• TEXTAUSZUG
========================

Kommunen sind gehalten für die tatsächliche Inanspruchnahme von öffentlichen Einrichtungen bzw. Leistungen von den Nutzern Gebühren zu verlangen, um die hierdurch entstehenden Kosten zu refinanzieren. Bei der Kalkulation der Gebühren ist das sogenannte Kostendeckungsprinzip zu berücksichtigen.
Die Abwassergebühr dient - ebenso wie der Kanalherstellungsbeitrag - zur Deckung der Kosten für den Betrieb und die Vorhaltung der öffentlichen Einrichtung Abwasseranlage, also des Klärwerks und Kanalnetzes der Stadt Lindau nebst allen hiermit verbundenen Aufwänden. Die Abwassergebühr wird pro m³ Frischwasserverbrauch erhoben.
Durch die Gebührenkalkulation Abwasserbeseitigung für die Haushaltsjahre 2023 – 2024 wird die Ermittlung der Gebührensätze für die Abwasserbeseitigung der veränderten Gesetzeslage, der weiterentwickelten Rechtsprechung und den spezifischen Veränderungen im Kostenbereich angepasst.
Dem Stadtrat soll zur Beschlussfassung über eine Gebührenanpassung eine nach betriebswirtschaftlichen Grundsätzen ermittelte Gebührenbedarfsberechnung vorliegen. Die in der Gebührenkalkulation ermittelten Sätze stellen Obergrenzen dar, die nach Art. 8 Abs. 2 KAG Bayern nicht überschritten werden dürfen.
Nach ständiger Rechtsprechung muss dem Stadtrat bereits vor der Beschlussfassung über eine Gebührensatzung eine nach betriebswirtschaftlichen Grundsätzen ermittelte Gebührenbedarfsberechnung vorliegen.
Der Stadtrat hat im Rahmen einer solchen Gebührenkalkulation als satzungsgebendes Organ bestimmte Ermessens- und Prognoseentscheidungen zu treffen. Diese Entscheidungen sind gerichtlich dahingehend überprüfbar, ob das jeweilige Ermessen fehlerfrei ausgeübt wurde.
Der Stadtrat hat am 10.07.2014 beschlossen, dass die Kalkulation mit Abschreibungen auf Basis der Wiederbeschaffungszeitwerte berechnet wird. Die Berücksichtigung der höheren Abschreibungen gewährleistet die Refinanzierung zum Bedarfszeitpunkt und wirkt sich zudem positiv auf den Schuldenstand aus.
- Ermessensentscheidungen
Bei einer Gebührenkalkulation hat der Stadtrat Ermessensentscheidungen über folgende Punkte zu treffen:
- Verwaltungs- und Betriebsaufwand
Als laufende Kosten und Einnahmen der Abwasserbeseitigung liegen der Gebührenkalkulation für den zweijährigen Kalkulationszeitraum 2023 – 2024 die entsprechenden überarbeiteten Planansätze 2023 – 2024 (Erfolgsplan) sowie ergänzende Angaben der Verwaltung zugrunde.

========================

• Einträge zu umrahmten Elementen
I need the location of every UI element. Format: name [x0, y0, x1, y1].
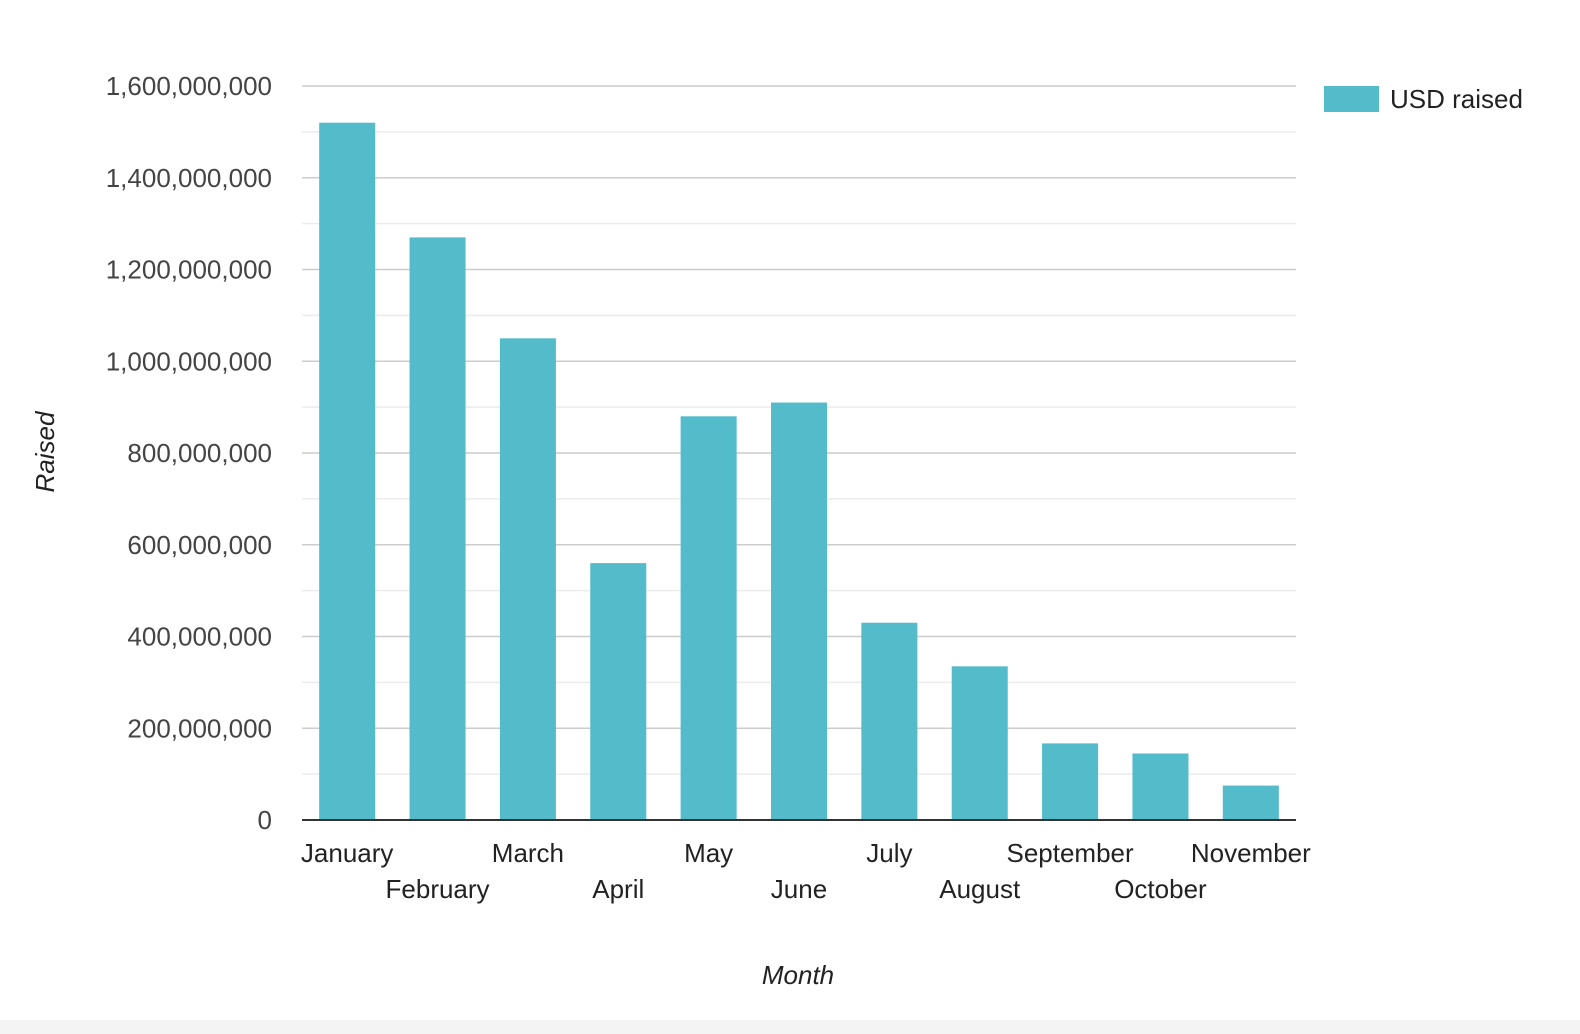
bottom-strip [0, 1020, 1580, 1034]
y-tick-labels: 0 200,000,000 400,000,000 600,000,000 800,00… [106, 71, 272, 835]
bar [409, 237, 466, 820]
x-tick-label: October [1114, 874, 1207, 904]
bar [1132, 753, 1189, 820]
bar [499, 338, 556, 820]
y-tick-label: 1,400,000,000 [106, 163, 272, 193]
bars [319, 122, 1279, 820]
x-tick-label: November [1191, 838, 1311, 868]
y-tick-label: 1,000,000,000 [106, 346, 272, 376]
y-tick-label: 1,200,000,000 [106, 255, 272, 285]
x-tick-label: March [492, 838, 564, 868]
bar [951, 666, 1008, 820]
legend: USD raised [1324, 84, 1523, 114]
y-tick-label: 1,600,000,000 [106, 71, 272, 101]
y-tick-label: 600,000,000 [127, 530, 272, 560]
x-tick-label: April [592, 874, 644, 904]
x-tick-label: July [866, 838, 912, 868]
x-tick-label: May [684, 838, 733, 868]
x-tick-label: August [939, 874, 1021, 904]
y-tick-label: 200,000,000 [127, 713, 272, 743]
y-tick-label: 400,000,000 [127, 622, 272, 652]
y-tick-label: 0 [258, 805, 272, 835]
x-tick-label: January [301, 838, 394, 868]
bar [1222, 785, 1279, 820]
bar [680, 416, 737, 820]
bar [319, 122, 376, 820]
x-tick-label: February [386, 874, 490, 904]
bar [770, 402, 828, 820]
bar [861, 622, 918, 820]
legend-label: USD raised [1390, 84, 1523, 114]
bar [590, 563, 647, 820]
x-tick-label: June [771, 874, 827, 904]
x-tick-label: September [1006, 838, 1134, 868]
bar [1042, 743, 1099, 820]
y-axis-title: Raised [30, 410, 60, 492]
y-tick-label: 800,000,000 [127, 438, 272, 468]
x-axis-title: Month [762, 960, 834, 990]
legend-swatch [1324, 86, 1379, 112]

========================

• AUFGABEN
a: Warum wird die Kalkulation laut dem Textauszug zur Abwassergebühr mit Abschreibungen auf Basis der Wiederbeschaffungszeitwerte berechnet? Antworten Sie in ein bis drei Sätzen.
b: Beantworten Sie anhand des Textauszugs zur Abwassergebühr kurz die folgenden Fragen:
(i) Nach welcher Größe wird die Abwassergebühr erhoben?
(ii) Nach welcher Vorschrift dürfen die in der Gebührenkalkulation ermittelten Sätze nicht überschritten werden?
(iii) Für welche Haushaltsjahre gilt die Gebührenkalkulation Abwasserbeseitigung?

• ERGEBNISSE
a: Der Stadtrat hat am 10.07.2014 beschlossen, die Abschreibungen auf Basis der Wiederbeschaffungszeitwerte zu berechnen. Die dadurch höheren Abschreibungen gewährleisten die Refinanzierung zum Bedarfszeitpunkt und wirken sich zudem positiv auf den Schuldenstand aus.

b:
(i) Pro m³ Frischwasserverbrauch.
(ii) Nach Art. 8 Abs. 2 KAG Bayern.
(iii) Für die Haushaltsjahre 2023 – 2024.